▶ Extract to read:
----
Track Live Website Visitors Without Subscriptions
A client wanted to see who was on their website in real time.
They liked the Tidio widget but did not want to pay for a subscription.
The challenge had two parts:
- The site used WordPress on different hosting.
- I could not add Firebase directly to the WordPress setup.
I built an external tracker using Firebase. Here is how it works.
The Solution
I used a single script tag in the WordPress header. This script connects to an independent Firebase project.
• Live Presence: I used Firebase Realtime Database with the onDisconnect() function. This automatically removes a user from the "online" list when they close their tab or lose connection. • Visitor History: I used a Netlify Function to write data to Firestore. This allows for server-side IP geolocation. • Security: I used anonymous authentication. Visitors can only write to their own session node. Only the admin can read the full list.
The Tricky Bugs
Building this was not smooth. I ran into three major technical hurdles.
- The Caching Trap The history showed zero sessions. I found out the tracker script had a one-year cache policy. Visitors were stuck using an old version of the script.
- Fix: I set a five-minute cache policy for the tracker script.
- The Fake CORS Error The browser reported a CORS error. I thought I had a domain whitelist issue. A simple curl test showed the server worked fine. The truth was different. The server was actually crashing. In Node.js, if you use a 204 status code, you cannot use an empty string as a body. You must use null. The empty string caused a crash before the CORS headers could be sent. The browser saw no headers and assumed it was a CORS problem.
- Fix: Changed the response body from '' to null.
- The Missing Data Gap Filters for "Today" or "Last 7 Days" returned nothing. Some users showed "Unknown" locations. This happened because I only calculated the timestamp and location on the very first page load. If a user had an old session in their browser, the server missed the "start" event.
- Fix: I made the calculation idempotent. Now the script recomputes these values on every event.
Key Takeaways
• A CORS error in the browser is not always a configuration issue. It can hide a server crash. Always check your server logs. • A curl POST test does not test a browser. Browsers send an OPTIONS preflight request first. Your test must include this to be valid. • Use null for "no content" HTTP statuses like 204. Do not use empty strings.
----
▶ Data extract:
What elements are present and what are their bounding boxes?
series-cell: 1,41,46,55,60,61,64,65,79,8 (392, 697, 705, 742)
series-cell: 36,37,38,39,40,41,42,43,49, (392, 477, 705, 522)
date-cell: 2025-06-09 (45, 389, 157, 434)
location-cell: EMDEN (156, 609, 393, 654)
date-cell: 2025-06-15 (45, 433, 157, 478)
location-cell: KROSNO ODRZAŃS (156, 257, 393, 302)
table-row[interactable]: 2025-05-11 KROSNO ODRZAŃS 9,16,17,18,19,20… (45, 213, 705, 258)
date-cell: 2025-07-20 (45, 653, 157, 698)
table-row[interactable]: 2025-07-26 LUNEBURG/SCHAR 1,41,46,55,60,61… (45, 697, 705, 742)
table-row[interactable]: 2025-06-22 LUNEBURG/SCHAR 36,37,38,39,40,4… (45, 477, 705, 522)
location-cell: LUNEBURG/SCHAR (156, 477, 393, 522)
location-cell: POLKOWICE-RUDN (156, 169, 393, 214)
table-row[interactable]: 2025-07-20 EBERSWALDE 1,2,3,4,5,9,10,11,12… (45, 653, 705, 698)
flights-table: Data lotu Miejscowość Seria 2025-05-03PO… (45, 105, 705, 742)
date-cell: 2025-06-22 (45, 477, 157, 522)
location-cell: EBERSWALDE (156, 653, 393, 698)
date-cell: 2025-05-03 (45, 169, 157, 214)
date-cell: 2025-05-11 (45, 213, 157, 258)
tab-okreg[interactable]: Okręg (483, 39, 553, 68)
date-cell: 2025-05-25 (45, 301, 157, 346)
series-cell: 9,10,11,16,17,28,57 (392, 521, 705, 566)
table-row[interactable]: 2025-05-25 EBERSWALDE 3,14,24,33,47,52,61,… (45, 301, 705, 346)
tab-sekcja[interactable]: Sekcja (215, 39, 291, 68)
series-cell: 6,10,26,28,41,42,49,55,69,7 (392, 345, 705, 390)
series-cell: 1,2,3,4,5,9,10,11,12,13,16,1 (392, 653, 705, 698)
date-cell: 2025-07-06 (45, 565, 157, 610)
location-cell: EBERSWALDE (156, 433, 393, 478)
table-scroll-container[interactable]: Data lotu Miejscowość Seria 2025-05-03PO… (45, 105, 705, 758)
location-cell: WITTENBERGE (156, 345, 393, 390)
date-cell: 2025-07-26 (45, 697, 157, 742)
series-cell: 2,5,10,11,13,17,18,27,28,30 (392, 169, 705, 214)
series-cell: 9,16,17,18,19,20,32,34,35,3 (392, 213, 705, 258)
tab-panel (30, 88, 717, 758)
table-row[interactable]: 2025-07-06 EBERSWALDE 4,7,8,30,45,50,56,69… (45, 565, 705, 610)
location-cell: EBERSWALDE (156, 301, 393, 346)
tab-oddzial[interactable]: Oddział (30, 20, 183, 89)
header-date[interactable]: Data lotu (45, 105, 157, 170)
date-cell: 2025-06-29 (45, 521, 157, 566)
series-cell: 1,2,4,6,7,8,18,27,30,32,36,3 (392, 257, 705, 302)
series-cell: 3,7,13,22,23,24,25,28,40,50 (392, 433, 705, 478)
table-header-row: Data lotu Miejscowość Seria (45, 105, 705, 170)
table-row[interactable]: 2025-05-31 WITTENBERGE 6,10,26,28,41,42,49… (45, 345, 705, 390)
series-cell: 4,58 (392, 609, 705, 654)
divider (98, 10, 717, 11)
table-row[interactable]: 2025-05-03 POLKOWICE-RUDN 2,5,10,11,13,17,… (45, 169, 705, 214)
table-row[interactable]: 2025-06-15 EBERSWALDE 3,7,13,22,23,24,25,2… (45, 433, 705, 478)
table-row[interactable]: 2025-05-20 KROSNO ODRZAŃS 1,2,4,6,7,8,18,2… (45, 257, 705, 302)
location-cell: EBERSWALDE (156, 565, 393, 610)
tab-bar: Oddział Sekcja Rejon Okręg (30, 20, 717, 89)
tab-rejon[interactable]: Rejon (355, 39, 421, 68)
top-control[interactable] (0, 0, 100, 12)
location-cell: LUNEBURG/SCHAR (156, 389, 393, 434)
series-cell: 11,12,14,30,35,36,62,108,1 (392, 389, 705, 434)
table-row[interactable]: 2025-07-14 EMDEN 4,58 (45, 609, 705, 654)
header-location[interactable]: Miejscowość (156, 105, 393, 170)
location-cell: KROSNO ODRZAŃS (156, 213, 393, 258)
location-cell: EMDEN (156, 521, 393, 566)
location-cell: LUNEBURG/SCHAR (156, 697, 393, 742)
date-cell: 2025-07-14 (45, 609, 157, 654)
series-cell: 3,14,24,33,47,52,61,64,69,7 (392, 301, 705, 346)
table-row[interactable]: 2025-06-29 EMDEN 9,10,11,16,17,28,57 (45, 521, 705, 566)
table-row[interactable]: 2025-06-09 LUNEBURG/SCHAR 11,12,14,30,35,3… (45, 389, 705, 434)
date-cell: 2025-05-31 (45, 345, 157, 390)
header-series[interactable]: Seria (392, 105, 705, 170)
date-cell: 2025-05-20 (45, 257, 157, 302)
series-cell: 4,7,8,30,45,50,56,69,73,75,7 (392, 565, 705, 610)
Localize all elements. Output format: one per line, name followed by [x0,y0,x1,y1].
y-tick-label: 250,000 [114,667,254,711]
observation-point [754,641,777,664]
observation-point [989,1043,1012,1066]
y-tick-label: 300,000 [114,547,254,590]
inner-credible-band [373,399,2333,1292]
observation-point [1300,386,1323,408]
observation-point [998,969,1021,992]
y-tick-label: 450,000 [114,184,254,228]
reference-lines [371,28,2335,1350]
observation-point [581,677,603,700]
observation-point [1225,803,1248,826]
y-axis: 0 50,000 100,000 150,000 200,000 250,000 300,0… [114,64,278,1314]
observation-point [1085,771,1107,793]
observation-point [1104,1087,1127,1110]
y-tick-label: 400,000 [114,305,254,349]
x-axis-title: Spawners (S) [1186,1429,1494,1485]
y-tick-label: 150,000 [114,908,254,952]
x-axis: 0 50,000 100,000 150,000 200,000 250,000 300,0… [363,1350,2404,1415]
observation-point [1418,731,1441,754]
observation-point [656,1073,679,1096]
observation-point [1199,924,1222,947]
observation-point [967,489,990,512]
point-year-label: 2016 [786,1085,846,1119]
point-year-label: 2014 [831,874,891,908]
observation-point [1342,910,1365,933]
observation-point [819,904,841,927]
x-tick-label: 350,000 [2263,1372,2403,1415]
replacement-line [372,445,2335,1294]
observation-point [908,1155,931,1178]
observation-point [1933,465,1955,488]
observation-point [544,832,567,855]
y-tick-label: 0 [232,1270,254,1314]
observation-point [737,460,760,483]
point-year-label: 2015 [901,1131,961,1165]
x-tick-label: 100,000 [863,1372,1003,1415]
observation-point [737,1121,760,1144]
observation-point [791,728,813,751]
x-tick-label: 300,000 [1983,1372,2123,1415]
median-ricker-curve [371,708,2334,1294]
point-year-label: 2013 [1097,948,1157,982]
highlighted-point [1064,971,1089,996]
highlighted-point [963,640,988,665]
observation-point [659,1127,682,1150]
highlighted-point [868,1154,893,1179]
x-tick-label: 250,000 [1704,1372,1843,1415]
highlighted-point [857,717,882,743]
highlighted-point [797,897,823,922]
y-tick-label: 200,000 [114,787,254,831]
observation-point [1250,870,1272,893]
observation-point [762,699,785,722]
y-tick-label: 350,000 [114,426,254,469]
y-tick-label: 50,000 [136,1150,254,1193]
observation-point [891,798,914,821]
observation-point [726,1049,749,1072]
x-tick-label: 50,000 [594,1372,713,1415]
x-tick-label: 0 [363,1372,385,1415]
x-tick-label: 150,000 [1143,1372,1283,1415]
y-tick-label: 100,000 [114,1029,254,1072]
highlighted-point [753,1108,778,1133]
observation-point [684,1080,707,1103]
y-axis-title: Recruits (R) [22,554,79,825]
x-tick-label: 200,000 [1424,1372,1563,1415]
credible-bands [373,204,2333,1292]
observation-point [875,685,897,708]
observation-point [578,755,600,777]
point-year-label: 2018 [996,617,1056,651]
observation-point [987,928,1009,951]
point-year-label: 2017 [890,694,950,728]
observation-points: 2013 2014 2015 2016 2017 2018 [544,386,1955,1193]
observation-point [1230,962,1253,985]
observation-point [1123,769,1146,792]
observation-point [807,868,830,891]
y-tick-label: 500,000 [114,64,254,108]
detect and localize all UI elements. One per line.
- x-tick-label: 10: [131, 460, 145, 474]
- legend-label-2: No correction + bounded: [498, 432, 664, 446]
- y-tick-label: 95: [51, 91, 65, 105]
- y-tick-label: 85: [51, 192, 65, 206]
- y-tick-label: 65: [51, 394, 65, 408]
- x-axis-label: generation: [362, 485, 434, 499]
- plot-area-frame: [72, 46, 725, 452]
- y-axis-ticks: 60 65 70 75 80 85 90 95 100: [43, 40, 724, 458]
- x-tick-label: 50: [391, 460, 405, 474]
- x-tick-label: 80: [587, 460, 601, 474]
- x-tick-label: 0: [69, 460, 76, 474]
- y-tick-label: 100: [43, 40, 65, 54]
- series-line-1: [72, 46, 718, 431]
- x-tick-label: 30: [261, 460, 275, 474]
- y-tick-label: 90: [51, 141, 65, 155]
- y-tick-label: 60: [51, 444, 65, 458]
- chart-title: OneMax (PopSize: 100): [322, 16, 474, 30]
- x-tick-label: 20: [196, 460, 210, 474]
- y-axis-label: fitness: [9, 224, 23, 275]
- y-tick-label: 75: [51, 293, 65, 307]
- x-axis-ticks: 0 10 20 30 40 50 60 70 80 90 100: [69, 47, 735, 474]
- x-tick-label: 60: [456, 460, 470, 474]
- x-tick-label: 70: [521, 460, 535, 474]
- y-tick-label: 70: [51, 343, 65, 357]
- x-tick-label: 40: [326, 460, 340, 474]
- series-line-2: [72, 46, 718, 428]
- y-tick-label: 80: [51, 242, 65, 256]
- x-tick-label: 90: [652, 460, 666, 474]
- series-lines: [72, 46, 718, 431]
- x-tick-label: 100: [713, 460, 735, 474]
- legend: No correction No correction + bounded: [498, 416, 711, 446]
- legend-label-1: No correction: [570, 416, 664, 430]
----
▶ What the exercise asks:
Print the visitor-tracking write-up word for word, beginning at the words "- The Caching" and stopping after the words "the tracker script.". The records are separate material from the visitor-tracking write-up.

▶ Task solution:
- The Caching Trap The history showed zero sessions. I found out the tracker script had a one-year cache policy. Visitors were stuck using an old version of the script.
- Fix: I set a five-minute cache policy for the tracker script.